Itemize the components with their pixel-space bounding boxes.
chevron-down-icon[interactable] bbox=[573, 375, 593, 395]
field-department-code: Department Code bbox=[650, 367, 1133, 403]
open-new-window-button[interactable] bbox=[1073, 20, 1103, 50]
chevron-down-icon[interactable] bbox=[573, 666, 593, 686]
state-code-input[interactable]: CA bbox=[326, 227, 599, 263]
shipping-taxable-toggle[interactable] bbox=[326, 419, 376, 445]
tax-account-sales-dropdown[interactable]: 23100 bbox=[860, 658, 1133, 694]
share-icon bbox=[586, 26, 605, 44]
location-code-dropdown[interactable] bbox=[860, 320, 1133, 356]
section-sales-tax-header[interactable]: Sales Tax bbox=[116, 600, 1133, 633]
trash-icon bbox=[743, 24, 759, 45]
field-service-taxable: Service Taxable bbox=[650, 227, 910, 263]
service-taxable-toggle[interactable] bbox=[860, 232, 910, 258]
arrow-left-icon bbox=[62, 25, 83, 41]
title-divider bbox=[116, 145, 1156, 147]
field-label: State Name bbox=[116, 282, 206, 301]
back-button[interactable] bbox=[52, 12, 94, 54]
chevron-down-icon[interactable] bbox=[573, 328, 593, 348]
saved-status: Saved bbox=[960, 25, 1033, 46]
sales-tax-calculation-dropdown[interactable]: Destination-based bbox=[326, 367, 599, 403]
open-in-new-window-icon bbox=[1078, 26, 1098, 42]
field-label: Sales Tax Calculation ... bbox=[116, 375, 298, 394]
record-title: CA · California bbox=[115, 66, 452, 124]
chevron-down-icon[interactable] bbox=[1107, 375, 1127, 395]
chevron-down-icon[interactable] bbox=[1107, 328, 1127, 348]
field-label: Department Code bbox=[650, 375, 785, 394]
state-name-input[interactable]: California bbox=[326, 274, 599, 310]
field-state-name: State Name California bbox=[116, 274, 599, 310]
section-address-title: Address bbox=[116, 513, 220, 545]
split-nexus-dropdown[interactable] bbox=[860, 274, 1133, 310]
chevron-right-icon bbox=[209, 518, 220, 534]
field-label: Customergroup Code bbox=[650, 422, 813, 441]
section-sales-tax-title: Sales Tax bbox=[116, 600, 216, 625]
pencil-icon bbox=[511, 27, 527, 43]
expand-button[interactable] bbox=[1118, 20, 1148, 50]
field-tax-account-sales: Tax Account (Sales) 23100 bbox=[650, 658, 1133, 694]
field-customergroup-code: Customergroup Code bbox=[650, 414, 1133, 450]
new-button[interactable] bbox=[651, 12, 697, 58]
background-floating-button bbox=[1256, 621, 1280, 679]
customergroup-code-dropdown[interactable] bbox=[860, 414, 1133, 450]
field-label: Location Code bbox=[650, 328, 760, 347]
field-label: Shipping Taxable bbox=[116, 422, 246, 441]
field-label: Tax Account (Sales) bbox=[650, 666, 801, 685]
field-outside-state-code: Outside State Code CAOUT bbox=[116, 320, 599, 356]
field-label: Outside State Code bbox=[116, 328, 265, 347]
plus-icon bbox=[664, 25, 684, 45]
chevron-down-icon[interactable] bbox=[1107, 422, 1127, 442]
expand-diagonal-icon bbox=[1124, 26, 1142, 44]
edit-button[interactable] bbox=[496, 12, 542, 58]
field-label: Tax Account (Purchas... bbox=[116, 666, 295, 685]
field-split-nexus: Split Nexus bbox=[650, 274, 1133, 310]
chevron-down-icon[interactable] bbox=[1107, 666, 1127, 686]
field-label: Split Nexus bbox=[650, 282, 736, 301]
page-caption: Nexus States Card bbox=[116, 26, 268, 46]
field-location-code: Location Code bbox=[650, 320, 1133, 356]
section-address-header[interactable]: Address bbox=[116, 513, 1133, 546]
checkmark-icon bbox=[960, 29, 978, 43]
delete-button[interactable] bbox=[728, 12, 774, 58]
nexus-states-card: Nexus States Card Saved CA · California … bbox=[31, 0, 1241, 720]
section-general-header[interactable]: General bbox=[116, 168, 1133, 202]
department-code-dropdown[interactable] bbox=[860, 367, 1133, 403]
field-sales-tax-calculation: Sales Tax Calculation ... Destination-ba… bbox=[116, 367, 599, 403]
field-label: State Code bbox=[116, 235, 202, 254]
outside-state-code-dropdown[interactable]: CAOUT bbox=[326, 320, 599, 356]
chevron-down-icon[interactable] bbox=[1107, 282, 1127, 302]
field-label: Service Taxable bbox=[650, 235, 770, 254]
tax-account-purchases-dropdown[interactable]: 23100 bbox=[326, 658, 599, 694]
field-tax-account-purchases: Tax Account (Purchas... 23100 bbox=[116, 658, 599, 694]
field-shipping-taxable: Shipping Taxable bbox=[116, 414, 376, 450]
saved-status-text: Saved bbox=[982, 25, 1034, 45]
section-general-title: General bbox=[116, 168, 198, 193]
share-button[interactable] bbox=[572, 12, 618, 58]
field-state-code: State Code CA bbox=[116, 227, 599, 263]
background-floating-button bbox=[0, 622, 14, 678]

******************************

Rewrite the data above with "chevron-down-icon" changed to "caret-down-icon" everywhere it appears, leaving everything else as it is.

Itemize the components with their pixel-space bounding boxes.
caret-down-icon[interactable] bbox=[573, 375, 593, 395]
field-department-code: Department Code bbox=[650, 367, 1133, 403]
open-new-window-button[interactable] bbox=[1073, 20, 1103, 50]
caret-down-icon[interactable] bbox=[573, 666, 593, 686]
state-code-input[interactable]: CA bbox=[326, 227, 599, 263]
shipping-taxable-toggle[interactable] bbox=[326, 419, 376, 445]
tax-account-sales-dropdown[interactable]: 23100 bbox=[860, 658, 1133, 694]
share-icon bbox=[586, 26, 605, 44]
location-code-dropdown[interactable] bbox=[860, 320, 1133, 356]
section-sales-tax-header[interactable]: Sales Tax bbox=[116, 600, 1133, 633]
trash-icon bbox=[743, 24, 759, 45]
field-service-taxable: Service Taxable bbox=[650, 227, 910, 263]
service-taxable-toggle[interactable] bbox=[860, 232, 910, 258]
arrow-left-icon bbox=[62, 25, 83, 41]
title-divider bbox=[116, 145, 1156, 147]
field-label: State Name bbox=[116, 282, 206, 301]
back-button[interactable] bbox=[52, 12, 94, 54]
caret-down-icon[interactable] bbox=[573, 328, 593, 348]
saved-status: Saved bbox=[960, 25, 1033, 46]
sales-tax-calculation-dropdown[interactable]: Destination-based bbox=[326, 367, 599, 403]
open-in-new-window-icon bbox=[1078, 26, 1098, 42]
field-label: Sales Tax Calculation ... bbox=[116, 375, 298, 394]
record-title: CA · California bbox=[115, 66, 452, 124]
caret-down-icon[interactable] bbox=[1107, 375, 1127, 395]
caret-down-icon[interactable] bbox=[1107, 328, 1127, 348]
field-label: Department Code bbox=[650, 375, 785, 394]
state-name-input[interactable]: California bbox=[326, 274, 599, 310]
field-state-name: State Name California bbox=[116, 274, 599, 310]
section-address-title: Address bbox=[116, 513, 220, 545]
split-nexus-dropdown[interactable] bbox=[860, 274, 1133, 310]
chevron-right-icon bbox=[209, 518, 220, 534]
field-label: Customergroup Code bbox=[650, 422, 813, 441]
section-sales-tax-title: Sales Tax bbox=[116, 600, 216, 625]
pencil-icon bbox=[511, 27, 527, 43]
expand-button[interactable] bbox=[1118, 20, 1148, 50]
field-tax-account-sales: Tax Account (Sales) 23100 bbox=[650, 658, 1133, 694]
field-customergroup-code: Customergroup Code bbox=[650, 414, 1133, 450]
new-button[interactable] bbox=[651, 12, 697, 58]
background-floating-button bbox=[1256, 621, 1280, 679]
customergroup-code-dropdown[interactable] bbox=[860, 414, 1133, 450]
field-label: Location Code bbox=[650, 328, 760, 347]
field-label: Shipping Taxable bbox=[116, 422, 246, 441]
field-label: Tax Account (Sales) bbox=[650, 666, 801, 685]
field-outside-state-code: Outside State Code CAOUT bbox=[116, 320, 599, 356]
field-label: Outside State Code bbox=[116, 328, 265, 347]
plus-icon bbox=[664, 25, 684, 45]
caret-down-icon[interactable] bbox=[1107, 422, 1127, 442]
expand-diagonal-icon bbox=[1124, 26, 1142, 44]
edit-button[interactable] bbox=[496, 12, 542, 58]
field-label: Tax Account (Purchas... bbox=[116, 666, 295, 685]
field-split-nexus: Split Nexus bbox=[650, 274, 1133, 310]
caret-down-icon[interactable] bbox=[1107, 666, 1127, 686]
field-label: Split Nexus bbox=[650, 282, 736, 301]
page-caption: Nexus States Card bbox=[116, 26, 268, 46]
field-location-code: Location Code bbox=[650, 320, 1133, 356]
section-address-header[interactable]: Address bbox=[116, 513, 1133, 546]
checkmark-icon bbox=[960, 29, 978, 43]
delete-button[interactable] bbox=[728, 12, 774, 58]
nexus-states-card: Nexus States Card Saved CA · California … bbox=[31, 0, 1241, 720]
section-general-header[interactable]: General bbox=[116, 168, 1133, 202]
department-code-dropdown[interactable] bbox=[860, 367, 1133, 403]
field-sales-tax-calculation: Sales Tax Calculation ... Destination-ba… bbox=[116, 367, 599, 403]
field-label: State Code bbox=[116, 235, 202, 254]
outside-state-code-dropdown[interactable]: CAOUT bbox=[326, 320, 599, 356]
caret-down-icon[interactable] bbox=[1107, 282, 1127, 302]
field-label: Service Taxable bbox=[650, 235, 770, 254]
tax-account-purchases-dropdown[interactable]: 23100 bbox=[326, 658, 599, 694]
field-tax-account-purchases: Tax Account (Purchas... 23100 bbox=[116, 658, 599, 694]
field-shipping-taxable: Shipping Taxable bbox=[116, 414, 376, 450]
saved-status-text: Saved bbox=[982, 25, 1034, 45]
section-general-title: General bbox=[116, 168, 198, 193]
share-button[interactable] bbox=[572, 12, 618, 58]
field-state-code: State Code CA bbox=[116, 227, 599, 263]
background-floating-button bbox=[0, 622, 14, 678]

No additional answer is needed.